Records about charts and figures
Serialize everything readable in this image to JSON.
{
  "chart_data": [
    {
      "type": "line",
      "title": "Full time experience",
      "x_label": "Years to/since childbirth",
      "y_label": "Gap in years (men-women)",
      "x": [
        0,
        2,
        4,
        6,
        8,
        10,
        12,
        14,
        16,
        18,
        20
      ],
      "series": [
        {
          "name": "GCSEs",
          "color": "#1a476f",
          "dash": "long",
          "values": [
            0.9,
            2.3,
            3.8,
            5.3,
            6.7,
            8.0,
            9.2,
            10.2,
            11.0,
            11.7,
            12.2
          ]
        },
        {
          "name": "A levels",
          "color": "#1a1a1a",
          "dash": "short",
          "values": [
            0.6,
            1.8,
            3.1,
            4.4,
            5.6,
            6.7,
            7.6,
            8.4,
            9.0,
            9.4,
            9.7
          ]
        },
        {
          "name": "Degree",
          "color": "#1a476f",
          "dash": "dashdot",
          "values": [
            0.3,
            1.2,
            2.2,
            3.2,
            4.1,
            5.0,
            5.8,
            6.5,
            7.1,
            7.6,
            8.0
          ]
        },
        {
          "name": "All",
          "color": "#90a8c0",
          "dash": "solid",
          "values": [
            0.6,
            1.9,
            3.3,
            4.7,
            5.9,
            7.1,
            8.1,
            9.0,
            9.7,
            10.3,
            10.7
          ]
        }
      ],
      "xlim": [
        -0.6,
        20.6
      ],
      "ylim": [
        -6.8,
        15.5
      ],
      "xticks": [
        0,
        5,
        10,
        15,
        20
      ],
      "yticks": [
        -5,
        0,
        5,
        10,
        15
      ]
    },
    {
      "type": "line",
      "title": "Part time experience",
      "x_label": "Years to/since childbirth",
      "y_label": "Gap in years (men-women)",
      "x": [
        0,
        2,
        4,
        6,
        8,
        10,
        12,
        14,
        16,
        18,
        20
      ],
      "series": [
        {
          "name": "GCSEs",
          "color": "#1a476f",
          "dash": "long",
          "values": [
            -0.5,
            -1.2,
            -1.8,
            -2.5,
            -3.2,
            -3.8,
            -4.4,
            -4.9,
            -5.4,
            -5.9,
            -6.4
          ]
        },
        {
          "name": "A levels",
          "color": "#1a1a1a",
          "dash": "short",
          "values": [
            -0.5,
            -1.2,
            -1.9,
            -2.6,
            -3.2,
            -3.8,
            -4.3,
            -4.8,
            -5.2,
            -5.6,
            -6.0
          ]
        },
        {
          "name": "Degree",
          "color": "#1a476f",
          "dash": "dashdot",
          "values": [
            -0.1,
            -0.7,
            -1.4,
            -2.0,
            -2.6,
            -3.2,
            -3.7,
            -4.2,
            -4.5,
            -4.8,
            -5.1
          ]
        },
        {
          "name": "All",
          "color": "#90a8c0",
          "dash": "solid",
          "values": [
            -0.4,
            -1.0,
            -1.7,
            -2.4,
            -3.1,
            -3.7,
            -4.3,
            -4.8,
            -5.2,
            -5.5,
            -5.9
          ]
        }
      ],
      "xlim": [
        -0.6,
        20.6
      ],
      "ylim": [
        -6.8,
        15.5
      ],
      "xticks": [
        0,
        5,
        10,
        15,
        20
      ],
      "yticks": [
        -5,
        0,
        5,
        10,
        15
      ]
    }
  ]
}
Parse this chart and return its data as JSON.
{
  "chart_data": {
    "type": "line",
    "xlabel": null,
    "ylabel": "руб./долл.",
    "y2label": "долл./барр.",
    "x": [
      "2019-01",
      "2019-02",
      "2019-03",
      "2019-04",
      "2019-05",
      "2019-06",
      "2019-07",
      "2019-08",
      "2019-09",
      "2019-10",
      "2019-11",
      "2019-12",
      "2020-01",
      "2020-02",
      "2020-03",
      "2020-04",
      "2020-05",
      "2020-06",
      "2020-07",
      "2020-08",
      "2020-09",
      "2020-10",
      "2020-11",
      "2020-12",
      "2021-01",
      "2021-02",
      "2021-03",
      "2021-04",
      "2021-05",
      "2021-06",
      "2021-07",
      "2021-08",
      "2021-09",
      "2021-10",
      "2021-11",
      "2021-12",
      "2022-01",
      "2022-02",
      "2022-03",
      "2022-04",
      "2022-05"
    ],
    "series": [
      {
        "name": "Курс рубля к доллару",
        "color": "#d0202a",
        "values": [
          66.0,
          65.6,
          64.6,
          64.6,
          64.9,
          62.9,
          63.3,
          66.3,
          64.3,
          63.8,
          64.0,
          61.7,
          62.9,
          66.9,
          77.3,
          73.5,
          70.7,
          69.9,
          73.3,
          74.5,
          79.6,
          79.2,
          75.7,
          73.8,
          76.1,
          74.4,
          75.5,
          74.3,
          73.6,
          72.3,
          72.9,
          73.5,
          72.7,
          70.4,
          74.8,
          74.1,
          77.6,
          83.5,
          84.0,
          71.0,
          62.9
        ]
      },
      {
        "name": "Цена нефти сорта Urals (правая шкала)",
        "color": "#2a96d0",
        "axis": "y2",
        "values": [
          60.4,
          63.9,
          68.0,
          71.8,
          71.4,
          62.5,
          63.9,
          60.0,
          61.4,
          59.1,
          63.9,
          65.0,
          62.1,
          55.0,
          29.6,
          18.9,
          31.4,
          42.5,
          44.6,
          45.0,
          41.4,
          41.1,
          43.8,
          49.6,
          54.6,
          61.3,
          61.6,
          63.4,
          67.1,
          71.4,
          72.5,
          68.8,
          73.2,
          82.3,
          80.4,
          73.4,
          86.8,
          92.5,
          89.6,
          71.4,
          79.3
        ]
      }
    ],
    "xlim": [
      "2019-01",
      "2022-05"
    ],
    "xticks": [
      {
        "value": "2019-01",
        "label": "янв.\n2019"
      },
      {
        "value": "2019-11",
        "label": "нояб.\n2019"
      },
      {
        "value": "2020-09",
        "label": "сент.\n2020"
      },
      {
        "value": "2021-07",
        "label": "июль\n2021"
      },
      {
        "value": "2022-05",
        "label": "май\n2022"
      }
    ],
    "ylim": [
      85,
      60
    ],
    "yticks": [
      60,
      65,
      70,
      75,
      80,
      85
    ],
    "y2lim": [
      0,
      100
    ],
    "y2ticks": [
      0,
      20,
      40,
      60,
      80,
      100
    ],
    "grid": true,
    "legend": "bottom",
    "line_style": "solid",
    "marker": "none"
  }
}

WHAT IS REQUIRED
Transcribe all entries exactly as they are given.

SOLUTION FOR THIS EXERCISE
Serialize everything readable in this image to JSON.
{
  "chart_data": [
    {
      "type": "line",
      "title": "Full time experience",
      "x_label": "Years to/since childbirth",
      "y_label": "Gap in years (men-women)",
      "x": [
        0,
        2,
        4,
        6,
        8,
        10,
        12,
        14,
        16,
        18,
        20
      ],
      "series": [
        {
          "name": "GCSEs",
          "color": "#1a476f",
          "dash": "long",
          "values": [
            0.9,
            2.3,
            3.8,
            5.3,
            6.7,
            8.0,
            9.2,
            10.2,
            11.0,
            11.7,
            12.2
          ]
        },
        {
          "name": "A levels",
          "color": "#1a1a1a",
          "dash": "short",
          "values": [
            0.6,
            1.8,
            3.1,
            4.4,
            5.6,
            6.7,
            7.6,
            8.4,
            9.0,
            9.4,
            9.7
          ]
        },
        {
          "name": "Degree",
          "color": "#1a476f",
          "dash": "dashdot",
          "values": [
            0.3,
            1.2,
            2.2,
            3.2,
            4.1,
            5.0,
            5.8,
            6.5,
            7.1,
            7.6,
            8.0
          ]
        },
        {
          "name": "All",
          "color": "#90a8c0",
          "dash": "solid",
          "values": [
            0.6,
            1.9,
            3.3,
            4.7,
            5.9,
            7.1,
            8.1,
            9.0,
            9.7,
            10.3,
            10.7
          ]
        }
      ],
      "xlim": [
        -0.6,
        20.6
      ],
      "ylim": [
        -6.8,
        15.5
      ],
      "xticks": [
        0,
        5,
        10,
        15,
        20
      ],
      "yticks": [
        -5,
        0,
        5,
        10,
        15
      ]
    },
    {
      "type": "line",
      "title": "Part time experience",
      "x_label": "Years to/since childbirth",
      "y_label": "Gap in years (men-women)",
      "x": [
        0,
        2,
        4,
        6,
        8,
        10,
        12,
        14,
        16,
        18,
        20
      ],
      "series": [
        {
          "name": "GCSEs",
          "color": "#1a476f",
          "dash": "long",
          "values": [
            -0.5,
            -1.2,
            -1.8,
            -2.5,
            -3.2,
            -3.8,
            -4.4,
            -4.9,
            -5.4,
            -5.9,
            -6.4
          ]
        },
        {
          "name": "A levels",
          "color": "#1a1a1a",
          "dash": "short",
          "values": [
            -0.5,
            -1.2,
            -1.9,
            -2.6,
            -3.2,
            -3.8,
            -4.3,
            -4.8,
            -5.2,
            -5.6,
            -6.0
          ]
        },
        {
          "name": "Degree",
          "color": "#1a476f",
          "dash": "dashdot",
          "values": [
            -0.1,
            -0.7,
            -1.4,
            -2.0,
            -2.6,
            -3.2,
            -3.7,
            -4.2,
            -4.5,
            -4.8,
            -5.1
          ]
        },
        {
          "name": "All",
          "color": "#90a8c0",
          "dash": "solid",
          "values": [
            -0.4,
            -1.0,
            -1.7,
            -2.4,
            -3.1,
            -3.7,
            -4.3,
            -4.8,
            -5.2,
            -5.5,
            -5.9
          ]
        }
      ],
      "xlim": [
        -0.6,
        20.6
      ],
      "ylim": [
        -6.8,
        15.5
      ],
      "xticks": [
        0,
        5,
        10,
        15,
        20
      ],
      "yticks": [
        -5,
        0,
        5,
        10,
        15
      ]
    }
  ]
}
Parse this chart and return its data as JSON.
{
  "chart_data": {
    "type": "line",
    "xlabel": null,
    "ylabel": "руб./долл.",
    "y2label": "долл./барр.",
    "x": [
      "2019-01",
      "2019-02",
      "2019-03",
      "2019-04",
      "2019-05",
      "2019-06",
      "2019-07",
      "2019-08",
      "2019-09",
      "2019-10",
      "2019-11",
      "2019-12",
      "2020-01",
      "2020-02",
      "2020-03",
      "2020-04",
      "2020-05",
      "2020-06",
      "2020-07",
      "2020-08",
      "2020-09",
      "2020-10",
      "2020-11",
      "2020-12",
      "2021-01",
      "2021-02",
      "2021-03",
      "2021-04",
      "2021-05",
      "2021-06",
      "2021-07",
      "2021-08",
      "2021-09",
      "2021-10",
      "2021-11",
      "2021-12",
      "2022-01",
      "2022-02",
      "2022-03",
      "2022-04",
      "2022-05"
    ],
    "series": [
      {
        "name": "Курс рубля к доллару",
        "color": "#d0202a",
        "values": [
          66.0,
          65.6,
          64.6,
          64.6,
          64.9,
          62.9,
          63.3,
          66.3,
          64.3,
          63.8,
          64.0,
          61.7,
          62.9,
          66.9,
          77.3,
          73.5,
          70.7,
          69.9,
          73.3,
          74.5,
          79.6,
          79.2,
          75.7,
          73.8,
          76.1,
          74.4,
          75.5,
          74.3,
          73.6,
          72.3,
          72.9,
          73.5,
          72.7,
          70.4,
          74.8,
          74.1,
          77.6,
          83.5,
          84.0,
          71.0,
          62.9
        ]
      },
      {
        "name": "Цена нефти сорта Urals (правая шкала)",
        "color": "#2a96d0",
        "axis": "y2",
        "values": [
          60.4,
          63.9,
          68.0,
          71.8,
          71.4,
          62.5,
          63.9,
          60.0,
          61.4,
          59.1,
          63.9,
          65.0,
          62.1,
          55.0,
          29.6,
          18.9,
          31.4,
          42.5,
          44.6,
          45.0,
          41.4,
          41.1,
          43.8,
          49.6,
          54.6,
          61.3,
          61.6,
          63.4,
          67.1,
          71.4,
          72.5,
          68.8,
          73.2,
          82.3,
          80.4,
          73.4,
          86.8,
          92.5,
          89.6,
          71.4,
          79.3
        ]
      }
    ],
    "xlim": [
      "2019-01",
      "2022-05"
    ],
    "xticks": [
      {
        "value": "2019-01",
        "label": "янв.\n2019"
      },
      {
        "value": "2019-11",
        "label": "нояб.\n2019"
      },
      {
        "value": "2020-09",
        "label": "сент.\n2020"
      },
      {
        "value": "2021-07",
        "label": "июль\n2021"
      },
      {
        "value": "2022-05",
        "label": "май\n2022"
      }
    ],
    "ylim": [
      85,
      60
    ],
    "yticks": [
      60,
      65,
      70,
      75,
      80,
      85
    ],
    "y2lim": [
      0,
      100
    ],
    "y2ticks": [
      0,
      20,
      40,
      60,
      80,
      100
    ],
    "grid": true,
    "legend": "bottom",
    "line_style": "solid",
    "marker": "none"
  }
}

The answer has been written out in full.